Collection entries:

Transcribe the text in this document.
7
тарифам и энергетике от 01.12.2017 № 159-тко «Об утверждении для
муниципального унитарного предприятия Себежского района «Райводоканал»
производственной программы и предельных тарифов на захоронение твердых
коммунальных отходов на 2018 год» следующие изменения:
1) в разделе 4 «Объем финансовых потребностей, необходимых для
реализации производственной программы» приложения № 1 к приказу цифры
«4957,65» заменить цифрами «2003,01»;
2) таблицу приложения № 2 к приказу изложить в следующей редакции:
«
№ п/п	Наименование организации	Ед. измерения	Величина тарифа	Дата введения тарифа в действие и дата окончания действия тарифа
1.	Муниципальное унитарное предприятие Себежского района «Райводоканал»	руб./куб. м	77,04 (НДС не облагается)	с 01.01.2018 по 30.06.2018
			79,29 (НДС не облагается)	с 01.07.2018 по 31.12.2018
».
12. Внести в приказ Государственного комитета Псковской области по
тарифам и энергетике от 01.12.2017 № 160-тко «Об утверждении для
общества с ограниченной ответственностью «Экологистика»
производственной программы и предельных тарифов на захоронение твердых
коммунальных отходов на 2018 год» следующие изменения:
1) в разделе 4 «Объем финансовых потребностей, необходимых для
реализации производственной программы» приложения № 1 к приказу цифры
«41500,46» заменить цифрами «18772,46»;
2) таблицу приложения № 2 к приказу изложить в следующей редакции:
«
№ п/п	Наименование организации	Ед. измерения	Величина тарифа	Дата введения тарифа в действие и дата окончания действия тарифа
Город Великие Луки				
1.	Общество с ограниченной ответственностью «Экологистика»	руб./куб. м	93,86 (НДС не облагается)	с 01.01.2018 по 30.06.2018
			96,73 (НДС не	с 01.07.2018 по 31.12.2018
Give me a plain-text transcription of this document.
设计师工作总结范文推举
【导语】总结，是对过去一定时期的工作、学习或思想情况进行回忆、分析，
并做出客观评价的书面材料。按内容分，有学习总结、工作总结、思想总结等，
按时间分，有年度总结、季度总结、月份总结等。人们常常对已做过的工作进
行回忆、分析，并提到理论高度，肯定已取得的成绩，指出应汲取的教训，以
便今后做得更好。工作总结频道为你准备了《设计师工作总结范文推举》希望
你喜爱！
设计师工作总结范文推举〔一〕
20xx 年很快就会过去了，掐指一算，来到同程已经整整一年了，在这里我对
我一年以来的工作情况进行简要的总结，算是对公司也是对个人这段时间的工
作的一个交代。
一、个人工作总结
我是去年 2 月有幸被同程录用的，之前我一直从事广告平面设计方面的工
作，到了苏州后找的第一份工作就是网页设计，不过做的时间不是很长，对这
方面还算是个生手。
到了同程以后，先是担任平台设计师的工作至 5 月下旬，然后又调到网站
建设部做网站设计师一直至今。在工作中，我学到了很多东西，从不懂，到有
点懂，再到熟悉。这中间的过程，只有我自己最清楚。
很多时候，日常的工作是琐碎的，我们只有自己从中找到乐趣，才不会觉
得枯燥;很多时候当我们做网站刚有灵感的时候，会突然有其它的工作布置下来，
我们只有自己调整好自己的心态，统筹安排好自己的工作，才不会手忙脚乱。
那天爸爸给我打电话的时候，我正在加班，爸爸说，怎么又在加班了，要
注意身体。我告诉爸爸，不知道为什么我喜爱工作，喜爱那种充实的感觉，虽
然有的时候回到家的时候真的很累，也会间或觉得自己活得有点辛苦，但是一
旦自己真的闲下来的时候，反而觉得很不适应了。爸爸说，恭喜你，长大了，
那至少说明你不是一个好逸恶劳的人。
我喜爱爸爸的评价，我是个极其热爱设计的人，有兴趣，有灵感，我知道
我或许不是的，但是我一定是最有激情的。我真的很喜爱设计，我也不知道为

Required work: Working from the material above, retype it in its entirety without change.

Full answer:
Transcribe the text in this document.
7
тарифам и энергетике от 01.12.2017 № 159-тко «Об утверждении для
муниципального унитарного предприятия Себежского района «Райводоканал»
производственной программы и предельных тарифов на захоронение твердых
коммунальных отходов на 2018 год» следующие изменения:
1) в разделе 4 «Объем финансовых потребностей, необходимых для
реализации производственной программы» приложения № 1 к приказу цифры
«4957,65» заменить цифрами «2003,01»;
2) таблицу приложения № 2 к приказу изложить в следующей редакции:
«
№ п/п	Наименование организации	Ед. измерения	Величина тарифа	Дата введения тарифа в действие и дата окончания действия тарифа
1.	Муниципальное унитарное предприятие Себежского района «Райводоканал»	руб./куб. м	77,04 (НДС не облагается)	с 01.01.2018 по 30.06.2018
			79,29 (НДС не облагается)	с 01.07.2018 по 31.12.2018
».
12. Внести в приказ Государственного комитета Псковской области по
тарифам и энергетике от 01.12.2017 № 160-тко «Об утверждении для
общества с ограниченной ответственностью «Экологистика»
производственной программы и предельных тарифов на захоронение твердых
коммунальных отходов на 2018 год» следующие изменения:
1) в разделе 4 «Объем финансовых потребностей, необходимых для
реализации производственной программы» приложения № 1 к приказу цифры
«41500,46» заменить цифрами «18772,46»;
2) таблицу приложения № 2 к приказу изложить в следующей редакции:
«
№ п/п	Наименование организации	Ед. измерения	Величина тарифа	Дата введения тарифа в действие и дата окончания действия тарифа
Город Великие Луки				
1.	Общество с ограниченной ответственностью «Экологистика»	руб./куб. м	93,86 (НДС не облагается)	с 01.01.2018 по 30.06.2018
			96,73 (НДС не	с 01.07.2018 по 31.12.2018
Give me a plain-text transcription of this document.
设计师工作总结范文推举
【导语】总结，是对过去一定时期的工作、学习或思想情况进行回忆、分析，
并做出客观评价的书面材料。按内容分，有学习总结、工作总结、思想总结等，
按时间分，有年度总结、季度总结、月份总结等。人们常常对已做过的工作进
行回忆、分析，并提到理论高度，肯定已取得的成绩，指出应汲取的教训，以
便今后做得更好。工作总结频道为你准备了《设计师工作总结范文推举》希望
你喜爱！
设计师工作总结范文推举〔一〕
20xx 年很快就会过去了，掐指一算，来到同程已经整整一年了，在这里我对
我一年以来的工作情况进行简要的总结，算是对公司也是对个人这段时间的工
作的一个交代。
一、个人工作总结
我是去年 2 月有幸被同程录用的，之前我一直从事广告平面设计方面的工
作，到了苏州后找的第一份工作就是网页设计，不过做的时间不是很长，对这
方面还算是个生手。
到了同程以后，先是担任平台设计师的工作至 5 月下旬，然后又调到网站
建设部做网站设计师一直至今。在工作中，我学到了很多东西，从不懂，到有
点懂，再到熟悉。这中间的过程，只有我自己最清楚。
很多时候，日常的工作是琐碎的，我们只有自己从中找到乐趣，才不会觉
得枯燥;很多时候当我们做网站刚有灵感的时候，会突然有其它的工作布置下来，
我们只有自己调整好自己的心态，统筹安排好自己的工作，才不会手忙脚乱。
那天爸爸给我打电话的时候，我正在加班，爸爸说，怎么又在加班了，要
注意身体。我告诉爸爸，不知道为什么我喜爱工作，喜爱那种充实的感觉，虽
然有的时候回到家的时候真的很累，也会间或觉得自己活得有点辛苦，但是一
旦自己真的闲下来的时候，反而觉得很不适应了。爸爸说，恭喜你，长大了，
那至少说明你不是一个好逸恶劳的人。
我喜爱爸爸的评价，我是个极其热爱设计的人，有兴趣，有灵感，我知道
我或许不是的，但是我一定是最有激情的。我真的很喜爱设计，我也不知道为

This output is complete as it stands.